* EXERCISE BRIEF
Can you pull out each line of the data below that includes the word "button"?

BEGIN SUPPLIED DATA

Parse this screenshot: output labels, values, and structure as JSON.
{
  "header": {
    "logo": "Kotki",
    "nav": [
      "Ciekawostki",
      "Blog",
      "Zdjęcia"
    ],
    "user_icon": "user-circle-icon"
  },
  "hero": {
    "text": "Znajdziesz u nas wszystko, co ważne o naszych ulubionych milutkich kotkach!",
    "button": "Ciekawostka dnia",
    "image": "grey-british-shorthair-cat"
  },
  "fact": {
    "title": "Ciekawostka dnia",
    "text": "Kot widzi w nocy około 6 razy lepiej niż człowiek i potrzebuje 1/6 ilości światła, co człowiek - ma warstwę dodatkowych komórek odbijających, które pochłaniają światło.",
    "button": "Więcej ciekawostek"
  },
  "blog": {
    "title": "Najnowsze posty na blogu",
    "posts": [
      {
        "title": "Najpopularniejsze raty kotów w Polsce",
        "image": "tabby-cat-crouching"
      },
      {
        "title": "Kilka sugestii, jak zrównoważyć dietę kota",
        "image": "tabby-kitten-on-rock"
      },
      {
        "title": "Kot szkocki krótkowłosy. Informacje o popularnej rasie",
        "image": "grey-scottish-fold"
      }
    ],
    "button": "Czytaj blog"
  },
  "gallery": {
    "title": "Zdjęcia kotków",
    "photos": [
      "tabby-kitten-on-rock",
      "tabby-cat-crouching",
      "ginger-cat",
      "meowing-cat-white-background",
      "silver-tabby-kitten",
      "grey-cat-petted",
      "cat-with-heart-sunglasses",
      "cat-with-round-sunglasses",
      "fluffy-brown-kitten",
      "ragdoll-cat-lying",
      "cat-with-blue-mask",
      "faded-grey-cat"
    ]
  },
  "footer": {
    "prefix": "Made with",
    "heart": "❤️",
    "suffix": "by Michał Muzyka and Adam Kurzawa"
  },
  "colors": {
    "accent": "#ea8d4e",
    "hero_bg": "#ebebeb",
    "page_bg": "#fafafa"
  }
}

END SUPPLIED DATA
BEGIN SUPPLIED DATA

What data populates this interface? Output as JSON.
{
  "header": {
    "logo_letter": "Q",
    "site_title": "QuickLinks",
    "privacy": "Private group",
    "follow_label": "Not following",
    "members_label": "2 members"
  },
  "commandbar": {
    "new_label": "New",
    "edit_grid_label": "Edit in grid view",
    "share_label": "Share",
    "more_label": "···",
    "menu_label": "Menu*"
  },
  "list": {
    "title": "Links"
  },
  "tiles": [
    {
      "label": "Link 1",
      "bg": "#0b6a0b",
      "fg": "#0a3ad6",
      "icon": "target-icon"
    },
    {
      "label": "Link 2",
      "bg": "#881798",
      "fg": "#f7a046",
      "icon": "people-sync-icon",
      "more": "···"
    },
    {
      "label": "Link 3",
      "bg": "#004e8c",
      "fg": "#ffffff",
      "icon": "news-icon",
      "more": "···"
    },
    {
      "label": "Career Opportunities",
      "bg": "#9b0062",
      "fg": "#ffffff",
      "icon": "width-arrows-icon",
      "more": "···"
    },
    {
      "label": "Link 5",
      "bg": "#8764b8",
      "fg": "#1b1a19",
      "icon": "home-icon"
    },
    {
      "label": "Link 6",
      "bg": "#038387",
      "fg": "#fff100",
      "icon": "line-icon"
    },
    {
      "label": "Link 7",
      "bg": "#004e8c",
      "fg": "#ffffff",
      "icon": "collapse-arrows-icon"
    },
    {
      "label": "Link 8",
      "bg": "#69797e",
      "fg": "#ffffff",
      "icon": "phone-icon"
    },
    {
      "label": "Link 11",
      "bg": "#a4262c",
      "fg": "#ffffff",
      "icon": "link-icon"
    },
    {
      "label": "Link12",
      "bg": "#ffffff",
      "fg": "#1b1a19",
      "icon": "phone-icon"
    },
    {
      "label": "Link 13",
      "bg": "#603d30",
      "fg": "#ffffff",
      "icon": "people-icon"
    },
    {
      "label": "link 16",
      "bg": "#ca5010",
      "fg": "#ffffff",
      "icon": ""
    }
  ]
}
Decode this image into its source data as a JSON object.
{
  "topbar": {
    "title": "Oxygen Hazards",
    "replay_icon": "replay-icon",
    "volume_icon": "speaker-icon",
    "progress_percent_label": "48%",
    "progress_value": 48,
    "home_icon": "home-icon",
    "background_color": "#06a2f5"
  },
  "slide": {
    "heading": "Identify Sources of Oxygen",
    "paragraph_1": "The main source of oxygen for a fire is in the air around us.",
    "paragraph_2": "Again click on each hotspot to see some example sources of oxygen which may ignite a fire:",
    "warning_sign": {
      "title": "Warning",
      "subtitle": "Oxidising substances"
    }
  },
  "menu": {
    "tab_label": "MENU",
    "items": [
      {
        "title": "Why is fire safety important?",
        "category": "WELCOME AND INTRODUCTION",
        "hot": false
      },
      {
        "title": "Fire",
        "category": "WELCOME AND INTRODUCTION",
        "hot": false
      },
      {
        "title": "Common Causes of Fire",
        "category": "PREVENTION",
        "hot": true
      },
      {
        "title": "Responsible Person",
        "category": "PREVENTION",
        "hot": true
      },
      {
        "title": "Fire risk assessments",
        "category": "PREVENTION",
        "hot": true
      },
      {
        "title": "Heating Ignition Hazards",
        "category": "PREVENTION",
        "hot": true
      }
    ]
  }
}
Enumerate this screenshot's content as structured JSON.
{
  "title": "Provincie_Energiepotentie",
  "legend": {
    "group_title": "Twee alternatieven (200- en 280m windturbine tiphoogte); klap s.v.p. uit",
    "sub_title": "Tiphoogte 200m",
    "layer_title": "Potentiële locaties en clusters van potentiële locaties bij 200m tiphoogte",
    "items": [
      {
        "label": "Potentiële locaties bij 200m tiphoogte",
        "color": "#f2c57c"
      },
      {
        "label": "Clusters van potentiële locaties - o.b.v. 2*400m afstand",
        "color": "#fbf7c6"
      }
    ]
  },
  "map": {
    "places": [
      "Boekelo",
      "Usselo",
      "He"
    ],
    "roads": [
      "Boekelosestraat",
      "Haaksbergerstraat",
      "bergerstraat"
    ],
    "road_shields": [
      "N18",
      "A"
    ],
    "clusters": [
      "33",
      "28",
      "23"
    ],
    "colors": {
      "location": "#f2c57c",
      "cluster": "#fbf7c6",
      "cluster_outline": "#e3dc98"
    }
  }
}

END SUPPLIED DATA

* IN RESPONSE
    "button": "Ciekawostka dnia",
    "button": "Więcej ciekawostek"
    "button": "Czytaj blog"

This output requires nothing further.